> _DATA TO EXAMINE_
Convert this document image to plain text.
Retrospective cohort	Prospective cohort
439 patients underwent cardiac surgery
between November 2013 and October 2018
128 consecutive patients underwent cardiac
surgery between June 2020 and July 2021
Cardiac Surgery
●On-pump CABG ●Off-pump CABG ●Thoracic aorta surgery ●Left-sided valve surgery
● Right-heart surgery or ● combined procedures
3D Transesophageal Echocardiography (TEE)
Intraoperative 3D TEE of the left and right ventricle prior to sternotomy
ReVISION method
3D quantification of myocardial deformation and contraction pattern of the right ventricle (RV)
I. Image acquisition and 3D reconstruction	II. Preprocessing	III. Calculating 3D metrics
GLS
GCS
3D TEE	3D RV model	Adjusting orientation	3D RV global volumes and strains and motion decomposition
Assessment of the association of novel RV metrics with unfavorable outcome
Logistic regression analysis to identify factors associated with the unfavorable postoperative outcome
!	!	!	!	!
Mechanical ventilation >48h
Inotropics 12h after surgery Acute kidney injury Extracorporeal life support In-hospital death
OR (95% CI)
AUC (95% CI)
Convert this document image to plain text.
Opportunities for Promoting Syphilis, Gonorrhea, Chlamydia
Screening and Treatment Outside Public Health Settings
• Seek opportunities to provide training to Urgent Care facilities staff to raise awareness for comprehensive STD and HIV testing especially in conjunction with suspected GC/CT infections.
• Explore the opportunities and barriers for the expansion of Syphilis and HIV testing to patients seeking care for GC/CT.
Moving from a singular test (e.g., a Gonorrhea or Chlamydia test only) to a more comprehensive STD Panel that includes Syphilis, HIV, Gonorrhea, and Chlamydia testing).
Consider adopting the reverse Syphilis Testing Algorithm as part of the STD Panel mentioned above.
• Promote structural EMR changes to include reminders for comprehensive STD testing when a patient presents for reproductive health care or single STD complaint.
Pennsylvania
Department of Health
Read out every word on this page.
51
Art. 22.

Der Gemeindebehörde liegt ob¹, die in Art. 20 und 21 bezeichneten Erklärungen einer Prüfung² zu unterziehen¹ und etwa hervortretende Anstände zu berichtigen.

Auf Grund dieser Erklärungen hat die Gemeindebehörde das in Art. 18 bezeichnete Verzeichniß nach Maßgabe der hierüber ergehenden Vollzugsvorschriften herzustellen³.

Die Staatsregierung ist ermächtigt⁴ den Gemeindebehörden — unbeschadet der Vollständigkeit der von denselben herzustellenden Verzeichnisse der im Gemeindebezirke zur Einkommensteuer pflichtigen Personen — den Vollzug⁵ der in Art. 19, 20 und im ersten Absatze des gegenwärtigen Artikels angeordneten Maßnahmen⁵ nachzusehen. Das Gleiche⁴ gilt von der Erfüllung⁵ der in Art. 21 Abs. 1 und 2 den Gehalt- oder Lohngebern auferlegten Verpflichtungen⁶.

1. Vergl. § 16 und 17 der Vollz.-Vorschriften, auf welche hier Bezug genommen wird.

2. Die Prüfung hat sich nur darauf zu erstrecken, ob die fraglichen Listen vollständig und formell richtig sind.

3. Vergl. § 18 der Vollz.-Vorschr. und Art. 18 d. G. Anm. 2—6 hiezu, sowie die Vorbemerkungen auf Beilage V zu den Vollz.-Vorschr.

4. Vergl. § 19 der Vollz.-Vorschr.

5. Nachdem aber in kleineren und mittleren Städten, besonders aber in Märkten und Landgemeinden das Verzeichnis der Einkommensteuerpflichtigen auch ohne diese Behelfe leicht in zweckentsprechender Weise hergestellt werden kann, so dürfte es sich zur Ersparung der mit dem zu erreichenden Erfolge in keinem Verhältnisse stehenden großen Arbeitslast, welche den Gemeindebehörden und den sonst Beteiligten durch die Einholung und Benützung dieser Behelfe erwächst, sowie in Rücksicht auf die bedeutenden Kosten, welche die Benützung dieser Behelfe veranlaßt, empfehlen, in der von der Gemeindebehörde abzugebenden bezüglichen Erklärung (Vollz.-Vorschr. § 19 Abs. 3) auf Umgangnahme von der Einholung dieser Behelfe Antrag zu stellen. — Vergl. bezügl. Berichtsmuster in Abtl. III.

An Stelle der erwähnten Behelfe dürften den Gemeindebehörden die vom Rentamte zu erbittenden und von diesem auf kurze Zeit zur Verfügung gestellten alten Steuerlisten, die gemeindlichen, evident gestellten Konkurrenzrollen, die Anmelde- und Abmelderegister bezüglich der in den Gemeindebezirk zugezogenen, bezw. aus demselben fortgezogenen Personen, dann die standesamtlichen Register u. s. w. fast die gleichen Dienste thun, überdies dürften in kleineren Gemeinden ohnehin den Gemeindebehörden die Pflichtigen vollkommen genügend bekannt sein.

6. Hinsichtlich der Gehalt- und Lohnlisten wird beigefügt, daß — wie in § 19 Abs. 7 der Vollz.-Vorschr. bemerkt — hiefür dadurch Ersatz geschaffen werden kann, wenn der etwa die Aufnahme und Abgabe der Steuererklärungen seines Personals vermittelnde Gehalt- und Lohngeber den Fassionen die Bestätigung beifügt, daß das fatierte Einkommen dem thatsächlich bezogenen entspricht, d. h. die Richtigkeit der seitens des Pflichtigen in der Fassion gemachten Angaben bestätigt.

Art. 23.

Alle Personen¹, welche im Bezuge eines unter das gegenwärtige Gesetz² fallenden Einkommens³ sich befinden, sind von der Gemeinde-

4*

> _TO DO_
Each record above is to be restated word for word.

> _OUTPUT FOR THIS TASK_
Convert this document image to plain text.
Retrospective cohort	Prospective cohort
439 patients underwent cardiac surgery
between November 2013 and October 2018
128 consecutive patients underwent cardiac
surgery between June 2020 and July 2021
Cardiac Surgery
●On-pump CABG ●Off-pump CABG ●Thoracic aorta surgery ●Left-sided valve surgery
● Right-heart surgery or ● combined procedures
3D Transesophageal Echocardiography (TEE)
Intraoperative 3D TEE of the left and right ventricle prior to sternotomy
ReVISION method
3D quantification of myocardial deformation and contraction pattern of the right ventricle (RV)
I. Image acquisition and 3D reconstruction	II. Preprocessing	III. Calculating 3D metrics
GLS
GCS
3D TEE	3D RV model	Adjusting orientation	3D RV global volumes and strains and motion decomposition
Assessment of the association of novel RV metrics with unfavorable outcome
Logistic regression analysis to identify factors associated with the unfavorable postoperative outcome
!	!	!	!	!
Mechanical ventilation >48h
Inotropics 12h after surgery Acute kidney injury Extracorporeal life support In-hospital death
OR (95% CI)
AUC (95% CI)
Convert this document image to plain text.
Opportunities for Promoting Syphilis, Gonorrhea, Chlamydia
Screening and Treatment Outside Public Health Settings
• Seek opportunities to provide training to Urgent Care facilities staff to raise awareness for comprehensive STD and HIV testing especially in conjunction with suspected GC/CT infections.
• Explore the opportunities and barriers for the expansion of Syphilis and HIV testing to patients seeking care for GC/CT.
Moving from a singular test (e.g., a Gonorrhea or Chlamydia test only) to a more comprehensive STD Panel that includes Syphilis, HIV, Gonorrhea, and Chlamydia testing).
Consider adopting the reverse Syphilis Testing Algorithm as part of the STD Panel mentioned above.
• Promote structural EMR changes to include reminders for comprehensive STD testing when a patient presents for reproductive health care or single STD complaint.
Pennsylvania
Department of Health
Read out every word on this page.
51
Art. 22.

Der Gemeindebehörde liegt ob¹, die in Art. 20 und 21 bezeichneten Erklärungen einer Prüfung² zu unterziehen¹ und etwa hervortretende Anstände zu berichtigen.

Auf Grund dieser Erklärungen hat die Gemeindebehörde das in Art. 18 bezeichnete Verzeichniß nach Maßgabe der hierüber ergehenden Vollzugsvorschriften herzustellen³.

Die Staatsregierung ist ermächtigt⁴ den Gemeindebehörden — unbeschadet der Vollständigkeit der von denselben herzustellenden Verzeichnisse der im Gemeindebezirke zur Einkommensteuer pflichtigen Personen — den Vollzug⁵ der in Art. 19, 20 und im ersten Absatze des gegenwärtigen Artikels angeordneten Maßnahmen⁵ nachzusehen. Das Gleiche⁴ gilt von der Erfüllung⁵ der in Art. 21 Abs. 1 und 2 den Gehalt- oder Lohngebern auferlegten Verpflichtungen⁶.

1. Vergl. § 16 und 17 der Vollz.-Vorschriften, auf welche hier Bezug genommen wird.

2. Die Prüfung hat sich nur darauf zu erstrecken, ob die fraglichen Listen vollständig und formell richtig sind.

3. Vergl. § 18 der Vollz.-Vorschr. und Art. 18 d. G. Anm. 2—6 hiezu, sowie die Vorbemerkungen auf Beilage V zu den Vollz.-Vorschr.

4. Vergl. § 19 der Vollz.-Vorschr.

5. Nachdem aber in kleineren und mittleren Städten, besonders aber in Märkten und Landgemeinden das Verzeichnis der Einkommensteuerpflichtigen auch ohne diese Behelfe leicht in zweckentsprechender Weise hergestellt werden kann, so dürfte es sich zur Ersparung der mit dem zu erreichenden Erfolge in keinem Verhältnisse stehenden großen Arbeitslast, welche den Gemeindebehörden und den sonst Beteiligten durch die Einholung und Benützung dieser Behelfe erwächst, sowie in Rücksicht auf die bedeutenden Kosten, welche die Benützung dieser Behelfe veranlaßt, empfehlen, in der von der Gemeindebehörde abzugebenden bezüglichen Erklärung (Vollz.-Vorschr. § 19 Abs. 3) auf Umgangnahme von der Einholung dieser Behelfe Antrag zu stellen. — Vergl. bezügl. Berichtsmuster in Abtl. III.

An Stelle der erwähnten Behelfe dürften den Gemeindebehörden die vom Rentamte zu erbittenden und von diesem auf kurze Zeit zur Verfügung gestellten alten Steuerlisten, die gemeindlichen, evident gestellten Konkurrenzrollen, die Anmelde- und Abmelderegister bezüglich der in den Gemeindebezirk zugezogenen, bezw. aus demselben fortgezogenen Personen, dann die standesamtlichen Register u. s. w. fast die gleichen Dienste thun, überdies dürften in kleineren Gemeinden ohnehin den Gemeindebehörden die Pflichtigen vollkommen genügend bekannt sein.

6. Hinsichtlich der Gehalt- und Lohnlisten wird beigefügt, daß — wie in § 19 Abs. 7 der Vollz.-Vorschr. bemerkt — hiefür dadurch Ersatz geschaffen werden kann, wenn der etwa die Aufnahme und Abgabe der Steuererklärungen seines Personals vermittelnde Gehalt- und Lohngeber den Fassionen die Bestätigung beifügt, daß das fatierte Einkommen dem thatsächlich bezogenen entspricht, d. h. die Richtigkeit der seitens des Pflichtigen in der Fassion gemachten Angaben bestätigt.

Art. 23.

Alle Personen¹, welche im Bezuge eines unter das gegenwärtige Gesetz² fallenden Einkommens³ sich befinden, sind von der Gemeinde-

4*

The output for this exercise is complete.